> **Exercise details**: Images do not belong in the copy. Retype all the entries below exactly.

> **Material for the task**:
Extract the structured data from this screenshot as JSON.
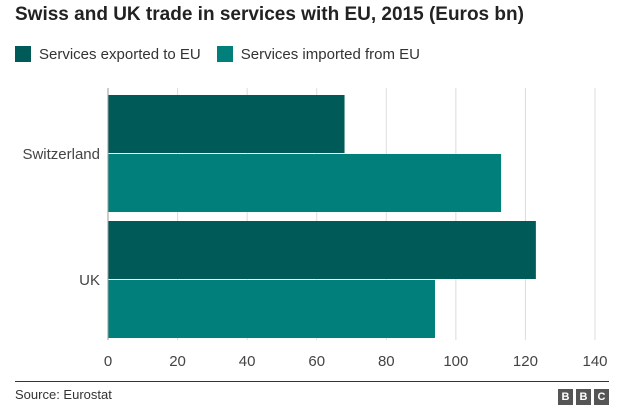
{
  "chart_data": {
    "type": "bar",
    "orientation": "horizontal",
    "title": "Swiss and UK trade in services with EU, 2015 (Euros bn)",
    "categories": [
      "Switzerland",
      "UK"
    ],
    "series": [
      {
        "name": "Services exported to EU",
        "values": [
          68,
          123
        ],
        "color": "#005a57"
      },
      {
        "name": "Services imported from EU",
        "values": [
          113,
          94
        ],
        "color": "#007f7b"
      }
    ],
    "xlim": [
      0,
      140
    ],
    "xticks": [
      0,
      20,
      40,
      60,
      80,
      100,
      120,
      140
    ],
    "grid": true,
    "legend_position": "top-left"
  },
  "footer": {
    "source": "Source: Eurostat",
    "logo_letters": [
      "B",
      "B",
      "C"
    ]
  }
}
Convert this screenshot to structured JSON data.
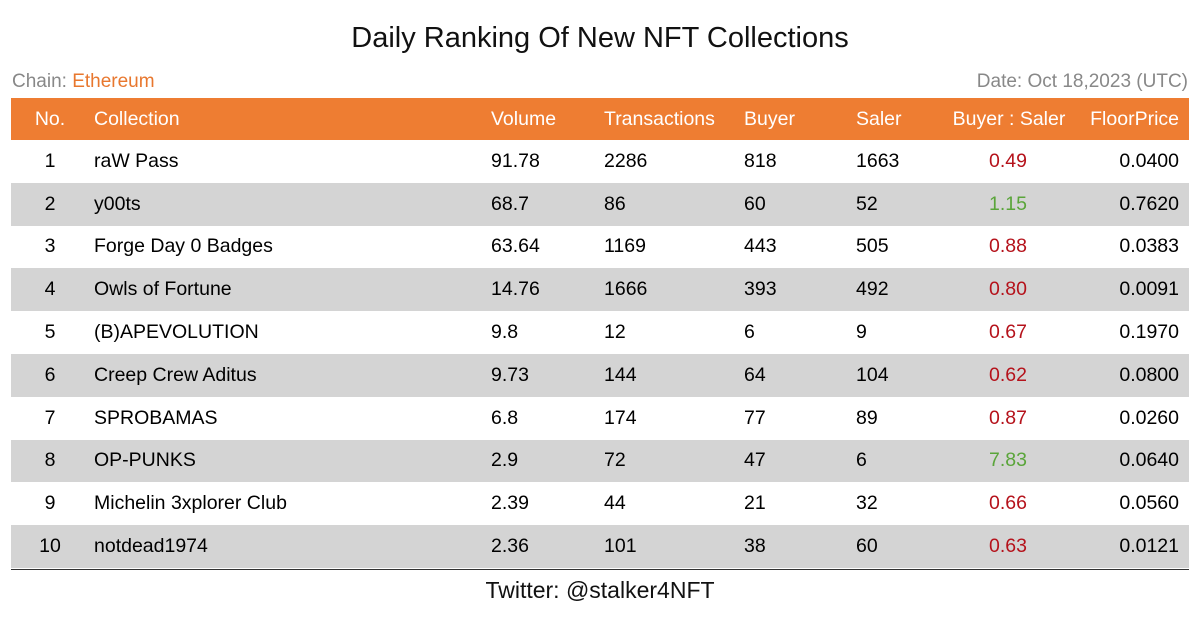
{
  "title": "Daily Ranking Of New NFT Collections",
  "chain_label": "Chain: ",
  "chain_value": "Ethereum",
  "date_text": "Date: Oct 18,2023 (UTC)",
  "footer": "Twitter: @stalker4NFT",
  "colors": {
    "header_bg": "#ee7d32",
    "alt_row_bg": "#d4d4d4",
    "ratio_below_one": "#b5121b",
    "ratio_above_one": "#5aa53a",
    "chain_accent": "#e8772e"
  },
  "chart_data": {
    "type": "table",
    "title": "Daily Ranking Of New NFT Collections",
    "columns": [
      "No.",
      "Collection",
      "Volume",
      "Transactions",
      "Buyer",
      "Saler",
      "Buyer : Saler",
      "FloorPrice"
    ],
    "rows": [
      [
        "1",
        "raW Pass",
        "91.78",
        "2286",
        "818",
        "1663",
        "0.49",
        "0.0400"
      ],
      [
        "2",
        "y00ts",
        "68.7",
        "86",
        "60",
        "52",
        "1.15",
        "0.7620"
      ],
      [
        "3",
        "Forge Day 0 Badges",
        "63.64",
        "1169",
        "443",
        "505",
        "0.88",
        "0.0383"
      ],
      [
        "4",
        "Owls of Fortune",
        "14.76",
        "1666",
        "393",
        "492",
        "0.80",
        "0.0091"
      ],
      [
        "5",
        "(B)APEVOLUTION",
        "9.8",
        "12",
        "6",
        "9",
        "0.67",
        "0.1970"
      ],
      [
        "6",
        "Creep Crew Aditus",
        "9.73",
        "144",
        "64",
        "104",
        "0.62",
        "0.0800"
      ],
      [
        "7",
        "SPROBAMAS",
        "6.8",
        "174",
        "77",
        "89",
        "0.87",
        "0.0260"
      ],
      [
        "8",
        "OP-PUNKS",
        "2.9",
        "72",
        "47",
        "6",
        "7.83",
        "0.0640"
      ],
      [
        "9",
        "Michelin 3xplorer Club",
        "2.39",
        "44",
        "21",
        "32",
        "0.66",
        "0.0560"
      ],
      [
        "10",
        "notdead1974",
        "2.36",
        "101",
        "38",
        "60",
        "0.63",
        "0.0121"
      ]
    ]
  }
}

> **Complete output**:
Extract the structured data from this screenshot as JSON.
{
  "chart_data": {
    "type": "bar",
    "orientation": "horizontal",
    "title": "Swiss and UK trade in services with EU, 2015 (Euros bn)",
    "categories": [
      "Switzerland",
      "UK"
    ],
    "series": [
      {
        "name": "Services exported to EU",
        "values": [
          68,
          123
        ],
        "color": "#005a57"
      },
      {
        "name": "Services imported from EU",
        "values": [
          113,
          94
        ],
        "color": "#007f7b"
      }
    ],
    "xlim": [
      0,
      140
    ],
    "xticks": [
      0,
      20,
      40,
      60,
      80,
      100,
      120,
      140
    ],
    "grid": true,
    "legend_position": "top-left"
  },
  "footer": {
    "source": "Source: Eurostat",
    "logo_letters": [
      "B",
      "B",
      "C"
    ]
  }
}
Convert this screenshot to structured JSON data.
{
  "title": "Daily Ranking Of New NFT Collections",
  "chain_label": "Chain: ",
  "chain_value": "Ethereum",
  "date_text": "Date: Oct 18,2023 (UTC)",
  "footer": "Twitter: @stalker4NFT",
  "colors": {
    "header_bg": "#ee7d32",
    "alt_row_bg": "#d4d4d4",
    "ratio_below_one": "#b5121b",
    "ratio_above_one": "#5aa53a",
    "chain_accent": "#e8772e"
  },
  "chart_data": {
    "type": "table",
    "title": "Daily Ranking Of New NFT Collections",
    "columns": [
      "No.",
      "Collection",
      "Volume",
      "Transactions",
      "Buyer",
      "Saler",
      "Buyer : Saler",
      "FloorPrice"
    ],
    "rows": [
      [
        "1",
        "raW Pass",
        "91.78",
        "2286",
        "818",
        "1663",
        "0.49",
        "0.0400"
      ],
      [
        "2",
        "y00ts",
        "68.7",
        "86",
        "60",
        "52",
        "1.15",
        "0.7620"
      ],
      [
        "3",
        "Forge Day 0 Badges",
        "63.64",
        "1169",
        "443",
        "505",
        "0.88",
        "0.0383"
      ],
      [
        "4",
        "Owls of Fortune",
        "14.76",
        "1666",
        "393",
        "492",
        "0.80",
        "0.0091"
      ],
      [
        "5",
        "(B)APEVOLUTION",
        "9.8",
        "12",
        "6",
        "9",
        "0.67",
        "0.1970"
      ],
      [
        "6",
        "Creep Crew Aditus",
        "9.73",
        "144",
        "64",
        "104",
        "0.62",
        "0.0800"
      ],
      [
        "7",
        "SPROBAMAS",
        "6.8",
        "174",
        "77",
        "89",
        "0.87",
        "0.0260"
      ],
      [
        "8",
        "OP-PUNKS",
        "2.9",
        "72",
        "47",
        "6",
        "7.83",
        "0.0640"
      ],
      [
        "9",
        "Michelin 3xplorer Club",
        "2.39",
        "44",
        "21",
        "32",
        "0.66",
        "0.0560"
      ],
      [
        "10",
        "notdead1974",
        "2.36",
        "101",
        "38",
        "60",
        "0.63",
        "0.0121"
      ]
    ]
  }
}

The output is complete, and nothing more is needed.